__AIM OF THE TASK__
Restate the whole listing word for word. Pictures are left out.

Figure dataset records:
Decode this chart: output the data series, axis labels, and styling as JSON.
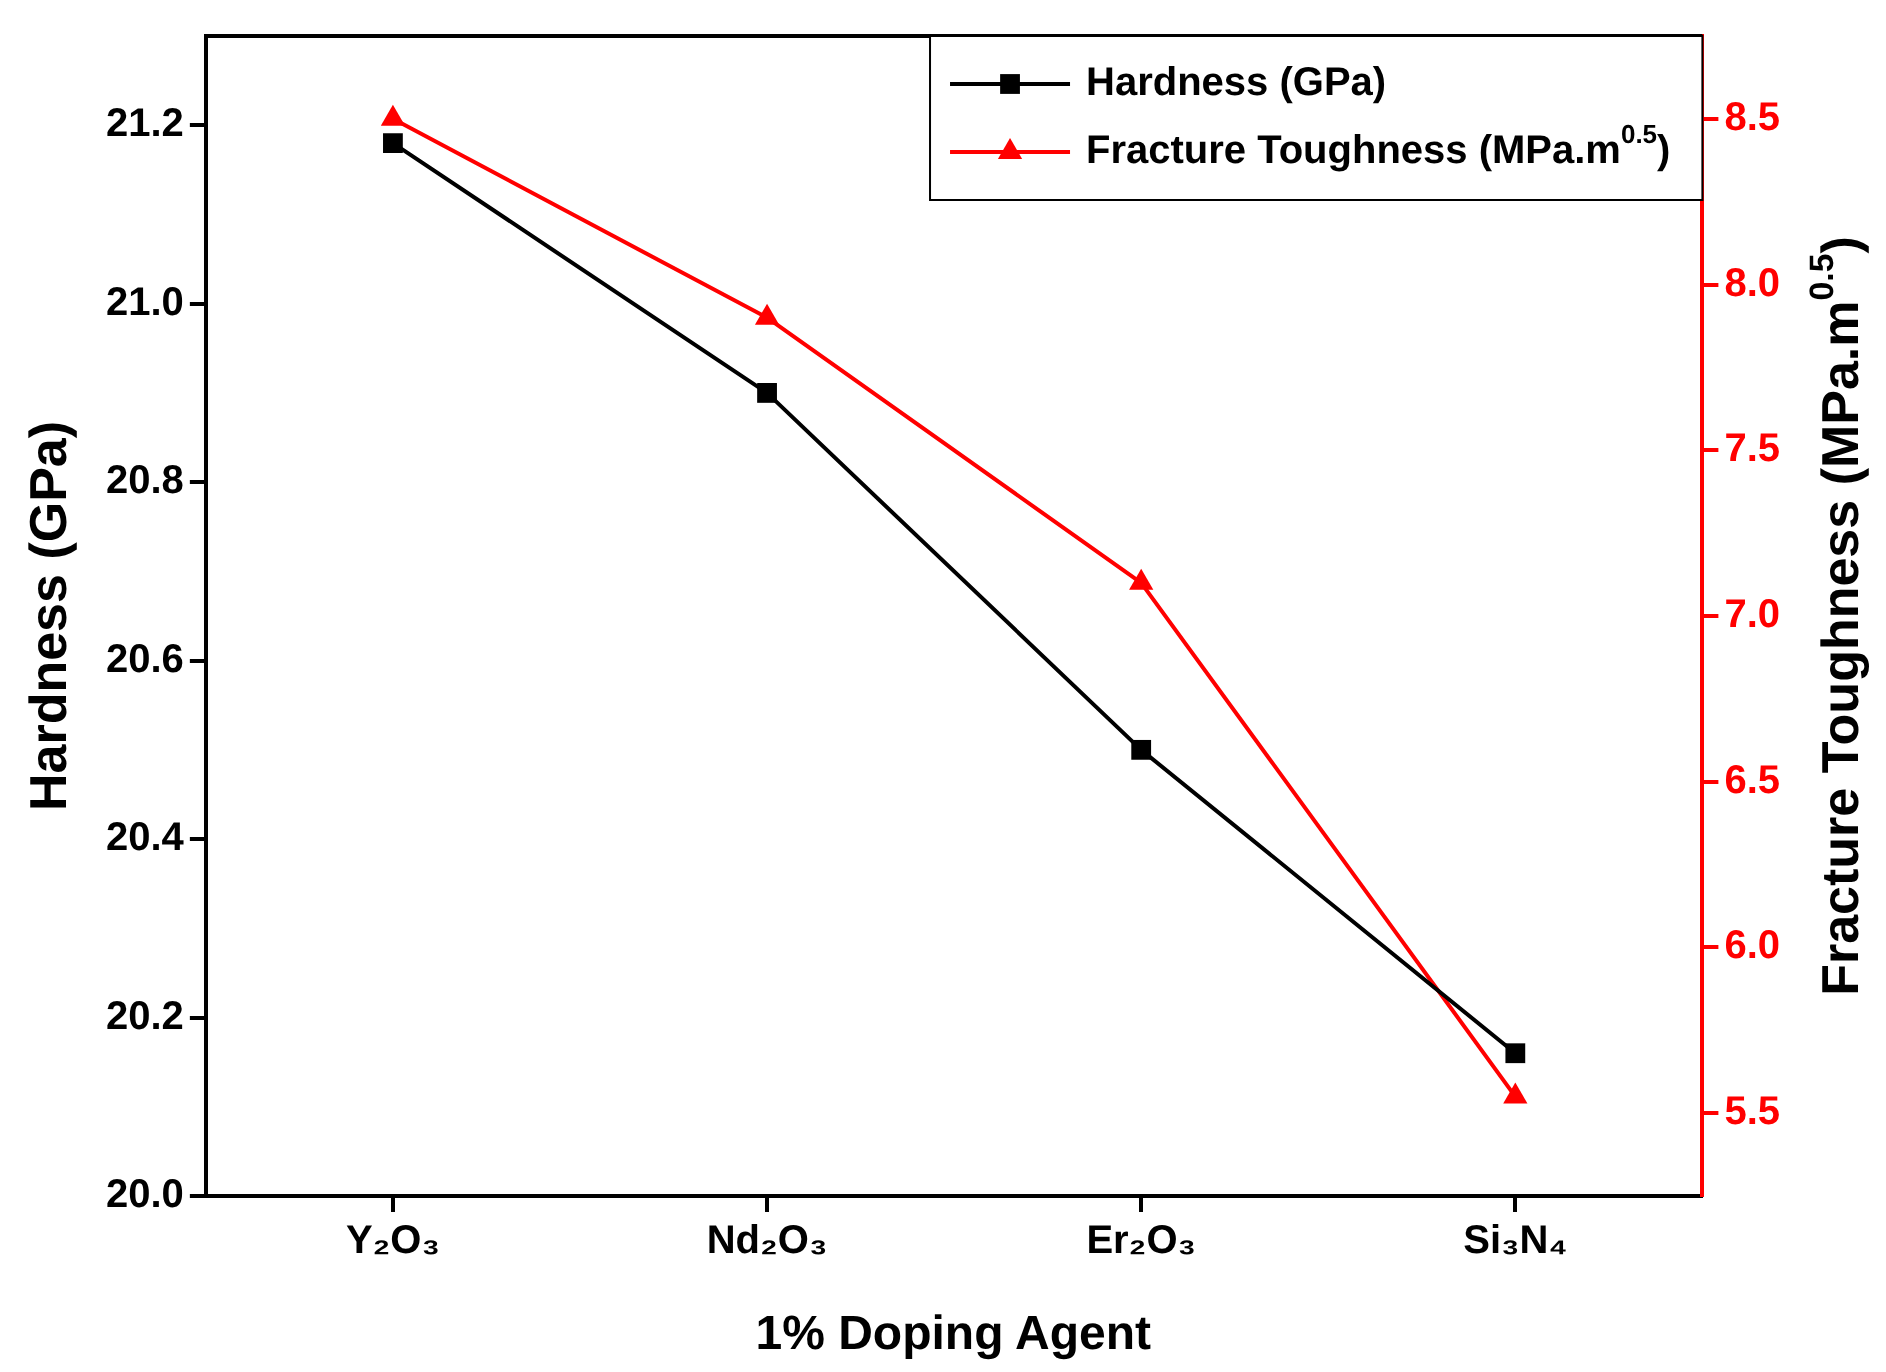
{
  "chart_data": {
    "type": "line",
    "xlabel": "1% Doping Agent",
    "ylabel": "Hardness (GPa)",
    "y2label": "Fracture Toughness (MPa.m$^{0.5}$)",
    "categories": [
      "Y₂O₃",
      "Nd₂O₃",
      "Er₂O₃",
      "Si₃N₄"
    ],
    "series": [
      {
        "name": "Hardness (GPa)",
        "color": "#000000",
        "marker": "square",
        "values": [
          21.18,
          20.9,
          20.5,
          20.16
        ]
      },
      {
        "name": "Fracture Toughness (MPa.m$^{0.5}$)",
        "color": "#ff0000",
        "marker": "triangle",
        "axis": "y2",
        "values": [
          8.5,
          7.9,
          7.1,
          5.55
        ]
      }
    ],
    "ylim": [
      20.0,
      21.3
    ],
    "yticks": [
      {
        "value": 20.0,
        "label": "20.0"
      },
      {
        "value": 20.2,
        "label": "20.2"
      },
      {
        "value": 20.4,
        "label": "20.4"
      },
      {
        "value": 20.6,
        "label": "20.6"
      },
      {
        "value": 20.8,
        "label": "20.8"
      },
      {
        "value": 21.0,
        "label": "21.0"
      },
      {
        "value": 21.2,
        "label": "21.2"
      }
    ],
    "y2lim": [
      5.25,
      8.75
    ],
    "y2ticks": [
      5.5,
      {
        "value": 6.0,
        "label": "6.0"
      },
      6.5,
      {
        "value": 7.0,
        "label": "7.0"
      },
      7.5,
      {
        "value": 8.0,
        "label": "8.0"
      },
      8.5
    ],
    "grid": false,
    "legend": "top right"
  }
}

__ANSWER TO THIS PROBLEM__
Decode this chart: output the data series, axis labels, and styling as JSON.
{
  "chart_data": {
    "type": "line",
    "xlabel": "1% Doping Agent",
    "ylabel": "Hardness (GPa)",
    "y2label": "Fracture Toughness (MPa.m$^{0.5}$)",
    "categories": [
      "Y₂O₃",
      "Nd₂O₃",
      "Er₂O₃",
      "Si₃N₄"
    ],
    "series": [
      {
        "name": "Hardness (GPa)",
        "color": "#000000",
        "marker": "square",
        "values": [
          21.18,
          20.9,
          20.5,
          20.16
        ]
      },
      {
        "name": "Fracture Toughness (MPa.m$^{0.5}$)",
        "color": "#ff0000",
        "marker": "triangle",
        "axis": "y2",
        "values": [
          8.5,
          7.9,
          7.1,
          5.55
        ]
      }
    ],
    "ylim": [
      20.0,
      21.3
    ],
    "yticks": [
      {
        "value": 20.0,
        "label": "20.0"
      },
      {
        "value": 20.2,
        "label": "20.2"
      },
      {
        "value": 20.4,
        "label": "20.4"
      },
      {
        "value": 20.6,
        "label": "20.6"
      },
      {
        "value": 20.8,
        "label": "20.8"
      },
      {
        "value": 21.0,
        "label": "21.0"
      },
      {
        "value": 21.2,
        "label": "21.2"
      }
    ],
    "y2lim": [
      5.25,
      8.75
    ],
    "y2ticks": [
      5.5,
      {
        "value": 6.0,
        "label": "6.0"
      },
      6.5,
      {
        "value": 7.0,
        "label": "7.0"
      },
      7.5,
      {
        "value": 8.0,
        "label": "8.0"
      },
      8.5
    ],
    "grid": false,
    "legend": "top right"
  }
}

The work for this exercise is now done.